- _Written problem_: Your task is to copy every record exactly.

--- The records ---

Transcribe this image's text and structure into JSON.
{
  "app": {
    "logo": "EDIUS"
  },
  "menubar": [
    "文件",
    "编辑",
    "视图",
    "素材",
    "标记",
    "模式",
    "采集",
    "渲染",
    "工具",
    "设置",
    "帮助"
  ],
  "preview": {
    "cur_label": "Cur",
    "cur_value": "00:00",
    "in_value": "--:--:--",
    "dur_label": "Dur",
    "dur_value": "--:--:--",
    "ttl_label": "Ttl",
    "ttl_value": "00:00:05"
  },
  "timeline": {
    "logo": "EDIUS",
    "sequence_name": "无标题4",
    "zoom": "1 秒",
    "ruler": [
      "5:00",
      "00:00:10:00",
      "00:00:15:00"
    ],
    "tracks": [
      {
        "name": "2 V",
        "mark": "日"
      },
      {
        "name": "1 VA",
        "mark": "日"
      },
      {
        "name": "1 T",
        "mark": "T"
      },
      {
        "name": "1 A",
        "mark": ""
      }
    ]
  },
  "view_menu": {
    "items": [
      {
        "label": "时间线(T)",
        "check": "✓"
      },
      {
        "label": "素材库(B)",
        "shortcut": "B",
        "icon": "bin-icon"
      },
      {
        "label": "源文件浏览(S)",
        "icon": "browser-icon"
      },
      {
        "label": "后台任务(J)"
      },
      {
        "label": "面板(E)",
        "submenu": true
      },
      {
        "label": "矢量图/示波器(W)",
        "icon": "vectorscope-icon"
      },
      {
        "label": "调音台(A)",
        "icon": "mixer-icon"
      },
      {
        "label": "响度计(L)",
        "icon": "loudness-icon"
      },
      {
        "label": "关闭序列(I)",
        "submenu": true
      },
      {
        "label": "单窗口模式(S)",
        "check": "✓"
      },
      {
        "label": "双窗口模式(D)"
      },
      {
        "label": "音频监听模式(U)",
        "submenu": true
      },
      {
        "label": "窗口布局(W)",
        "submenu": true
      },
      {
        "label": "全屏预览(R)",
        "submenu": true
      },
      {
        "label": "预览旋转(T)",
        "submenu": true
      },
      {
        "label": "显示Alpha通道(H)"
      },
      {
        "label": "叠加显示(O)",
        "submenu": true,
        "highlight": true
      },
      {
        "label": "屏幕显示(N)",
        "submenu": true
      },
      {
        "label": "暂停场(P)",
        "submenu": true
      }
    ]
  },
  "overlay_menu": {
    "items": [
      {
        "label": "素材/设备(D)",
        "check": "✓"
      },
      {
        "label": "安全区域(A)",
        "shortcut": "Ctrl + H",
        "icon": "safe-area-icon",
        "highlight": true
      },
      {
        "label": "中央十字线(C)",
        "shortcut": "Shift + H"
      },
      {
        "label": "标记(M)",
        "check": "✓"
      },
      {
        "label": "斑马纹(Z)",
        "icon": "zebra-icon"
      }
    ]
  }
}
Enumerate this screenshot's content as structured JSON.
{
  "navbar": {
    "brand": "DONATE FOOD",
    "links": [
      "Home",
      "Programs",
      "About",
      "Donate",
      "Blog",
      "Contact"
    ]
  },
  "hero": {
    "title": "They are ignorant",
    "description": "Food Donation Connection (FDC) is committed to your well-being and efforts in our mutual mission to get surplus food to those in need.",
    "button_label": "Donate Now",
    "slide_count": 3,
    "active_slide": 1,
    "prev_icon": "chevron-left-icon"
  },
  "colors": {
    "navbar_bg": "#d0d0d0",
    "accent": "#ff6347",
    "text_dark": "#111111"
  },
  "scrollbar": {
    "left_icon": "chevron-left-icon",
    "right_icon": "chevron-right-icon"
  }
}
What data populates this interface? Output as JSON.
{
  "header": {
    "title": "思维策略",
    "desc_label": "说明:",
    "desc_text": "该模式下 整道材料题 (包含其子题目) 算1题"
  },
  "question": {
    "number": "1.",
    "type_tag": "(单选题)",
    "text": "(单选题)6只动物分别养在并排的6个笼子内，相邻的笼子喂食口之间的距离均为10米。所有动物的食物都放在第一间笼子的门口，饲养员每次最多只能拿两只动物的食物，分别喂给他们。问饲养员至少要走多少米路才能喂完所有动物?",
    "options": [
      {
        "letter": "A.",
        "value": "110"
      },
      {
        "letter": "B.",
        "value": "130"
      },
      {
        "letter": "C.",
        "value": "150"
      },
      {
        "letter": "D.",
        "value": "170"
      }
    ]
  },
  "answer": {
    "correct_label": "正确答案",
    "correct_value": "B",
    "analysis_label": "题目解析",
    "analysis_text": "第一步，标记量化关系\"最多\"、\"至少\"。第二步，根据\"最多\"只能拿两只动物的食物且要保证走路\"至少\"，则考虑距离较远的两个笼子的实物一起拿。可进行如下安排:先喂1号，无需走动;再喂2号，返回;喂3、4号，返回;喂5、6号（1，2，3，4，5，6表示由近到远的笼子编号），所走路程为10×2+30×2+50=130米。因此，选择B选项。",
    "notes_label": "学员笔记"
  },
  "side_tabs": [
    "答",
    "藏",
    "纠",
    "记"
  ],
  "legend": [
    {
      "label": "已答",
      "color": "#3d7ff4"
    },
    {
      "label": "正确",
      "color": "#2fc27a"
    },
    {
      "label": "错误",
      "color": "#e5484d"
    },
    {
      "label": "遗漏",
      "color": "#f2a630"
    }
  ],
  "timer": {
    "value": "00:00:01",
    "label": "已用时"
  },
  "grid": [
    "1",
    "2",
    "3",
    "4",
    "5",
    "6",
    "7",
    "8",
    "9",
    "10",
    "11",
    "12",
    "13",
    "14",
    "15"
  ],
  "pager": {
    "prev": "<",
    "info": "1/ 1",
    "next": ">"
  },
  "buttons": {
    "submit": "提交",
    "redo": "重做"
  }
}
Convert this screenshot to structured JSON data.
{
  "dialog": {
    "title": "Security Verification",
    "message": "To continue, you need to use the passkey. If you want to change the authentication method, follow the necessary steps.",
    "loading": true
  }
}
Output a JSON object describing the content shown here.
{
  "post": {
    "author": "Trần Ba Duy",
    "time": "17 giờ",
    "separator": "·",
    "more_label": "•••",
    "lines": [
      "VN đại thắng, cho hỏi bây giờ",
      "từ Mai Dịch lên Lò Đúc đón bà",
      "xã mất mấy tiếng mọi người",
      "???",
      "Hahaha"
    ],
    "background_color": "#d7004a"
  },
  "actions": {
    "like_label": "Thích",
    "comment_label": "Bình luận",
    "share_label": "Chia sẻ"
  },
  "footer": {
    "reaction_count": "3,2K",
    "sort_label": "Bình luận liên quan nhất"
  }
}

---

- _Solution_:
Transcribe this image's text and structure into JSON.
{
  "app": {
    "logo": "EDIUS"
  },
  "menubar": [
    "文件",
    "编辑",
    "视图",
    "素材",
    "标记",
    "模式",
    "采集",
    "渲染",
    "工具",
    "设置",
    "帮助"
  ],
  "preview": {
    "cur_label": "Cur",
    "cur_value": "00:00",
    "in_value": "--:--:--",
    "dur_label": "Dur",
    "dur_value": "--:--:--",
    "ttl_label": "Ttl",
    "ttl_value": "00:00:05"
  },
  "timeline": {
    "logo": "EDIUS",
    "sequence_name": "无标题4",
    "zoom": "1 秒",
    "ruler": [
      "5:00",
      "00:00:10:00",
      "00:00:15:00"
    ],
    "tracks": [
      {
        "name": "2 V",
        "mark": "日"
      },
      {
        "name": "1 VA",
        "mark": "日"
      },
      {
        "name": "1 T",
        "mark": "T"
      },
      {
        "name": "1 A",
        "mark": ""
      }
    ]
  },
  "view_menu": {
    "items": [
      {
        "label": "时间线(T)",
        "check": "✓"
      },
      {
        "label": "素材库(B)",
        "shortcut": "B",
        "icon": "bin-icon"
      },
      {
        "label": "源文件浏览(S)",
        "icon": "browser-icon"
      },
      {
        "label": "后台任务(J)"
      },
      {
        "label": "面板(E)",
        "submenu": true
      },
      {
        "label": "矢量图/示波器(W)",
        "icon": "vectorscope-icon"
      },
      {
        "label": "调音台(A)",
        "icon": "mixer-icon"
      },
      {
        "label": "响度计(L)",
        "icon": "loudness-icon"
      },
      {
        "label": "关闭序列(I)",
        "submenu": true
      },
      {
        "label": "单窗口模式(S)",
        "check": "✓"
      },
      {
        "label": "双窗口模式(D)"
      },
      {
        "label": "音频监听模式(U)",
        "submenu": true
      },
      {
        "label": "窗口布局(W)",
        "submenu": true
      },
      {
        "label": "全屏预览(R)",
        "submenu": true
      },
      {
        "label": "预览旋转(T)",
        "submenu": true
      },
      {
        "label": "显示Alpha通道(H)"
      },
      {
        "label": "叠加显示(O)",
        "submenu": true,
        "highlight": true
      },
      {
        "label": "屏幕显示(N)",
        "submenu": true
      },
      {
        "label": "暂停场(P)",
        "submenu": true
      }
    ]
  },
  "overlay_menu": {
    "items": [
      {
        "label": "素材/设备(D)",
        "check": "✓"
      },
      {
        "label": "安全区域(A)",
        "shortcut": "Ctrl + H",
        "icon": "safe-area-icon",
        "highlight": true
      },
      {
        "label": "中央十字线(C)",
        "shortcut": "Shift + H"
      },
      {
        "label": "标记(M)",
        "check": "✓"
      },
      {
        "label": "斑马纹(Z)",
        "icon": "zebra-icon"
      }
    ]
  }
}
Enumerate this screenshot's content as structured JSON.
{
  "navbar": {
    "brand": "DONATE FOOD",
    "links": [
      "Home",
      "Programs",
      "About",
      "Donate",
      "Blog",
      "Contact"
    ]
  },
  "hero": {
    "title": "They are ignorant",
    "description": "Food Donation Connection (FDC) is committed to your well-being and efforts in our mutual mission to get surplus food to those in need.",
    "button_label": "Donate Now",
    "slide_count": 3,
    "active_slide": 1,
    "prev_icon": "chevron-left-icon"
  },
  "colors": {
    "navbar_bg": "#d0d0d0",
    "accent": "#ff6347",
    "text_dark": "#111111"
  },
  "scrollbar": {
    "left_icon": "chevron-left-icon",
    "right_icon": "chevron-right-icon"
  }
}
What data populates this interface? Output as JSON.
{
  "header": {
    "title": "思维策略",
    "desc_label": "说明:",
    "desc_text": "该模式下 整道材料题 (包含其子题目) 算1题"
  },
  "question": {
    "number": "1.",
    "type_tag": "(单选题)",
    "text": "(单选题)6只动物分别养在并排的6个笼子内，相邻的笼子喂食口之间的距离均为10米。所有动物的食物都放在第一间笼子的门口，饲养员每次最多只能拿两只动物的食物，分别喂给他们。问饲养员至少要走多少米路才能喂完所有动物?",
    "options": [
      {
        "letter": "A.",
        "value": "110"
      },
      {
        "letter": "B.",
        "value": "130"
      },
      {
        "letter": "C.",
        "value": "150"
      },
      {
        "letter": "D.",
        "value": "170"
      }
    ]
  },
  "answer": {
    "correct_label": "正确答案",
    "correct_value": "B",
    "analysis_label": "题目解析",
    "analysis_text": "第一步，标记量化关系\"最多\"、\"至少\"。第二步，根据\"最多\"只能拿两只动物的食物且要保证走路\"至少\"，则考虑距离较远的两个笼子的实物一起拿。可进行如下安排:先喂1号，无需走动;再喂2号，返回;喂3、4号，返回;喂5、6号（1，2，3，4，5，6表示由近到远的笼子编号），所走路程为10×2+30×2+50=130米。因此，选择B选项。",
    "notes_label": "学员笔记"
  },
  "side_tabs": [
    "答",
    "藏",
    "纠",
    "记"
  ],
  "legend": [
    {
      "label": "已答",
      "color": "#3d7ff4"
    },
    {
      "label": "正确",
      "color": "#2fc27a"
    },
    {
      "label": "错误",
      "color": "#e5484d"
    },
    {
      "label": "遗漏",
      "color": "#f2a630"
    }
  ],
  "timer": {
    "value": "00:00:01",
    "label": "已用时"
  },
  "grid": [
    "1",
    "2",
    "3",
    "4",
    "5",
    "6",
    "7",
    "8",
    "9",
    "10",
    "11",
    "12",
    "13",
    "14",
    "15"
  ],
  "pager": {
    "prev": "<",
    "info": "1/ 1",
    "next": ">"
  },
  "buttons": {
    "submit": "提交",
    "redo": "重做"
  }
}
Convert this screenshot to structured JSON data.
{
  "dialog": {
    "title": "Security Verification",
    "message": "To continue, you need to use the passkey. If you want to change the authentication method, follow the necessary steps.",
    "loading": true
  }
}
Output a JSON object describing the content shown here.
{
  "post": {
    "author": "Trần Ba Duy",
    "time": "17 giờ",
    "separator": "·",
    "more_label": "•••",
    "lines": [
      "VN đại thắng, cho hỏi bây giờ",
      "từ Mai Dịch lên Lò Đúc đón bà",
      "xã mất mấy tiếng mọi người",
      "???",
      "Hahaha"
    ],
    "background_color": "#d7004a"
  },
  "actions": {
    "like_label": "Thích",
    "comment_label": "Bình luận",
    "share_label": "Chia sẻ"
  },
  "footer": {
    "reaction_count": "3,2K",
    "sort_label": "Bình luận liên quan nhất"
  }
}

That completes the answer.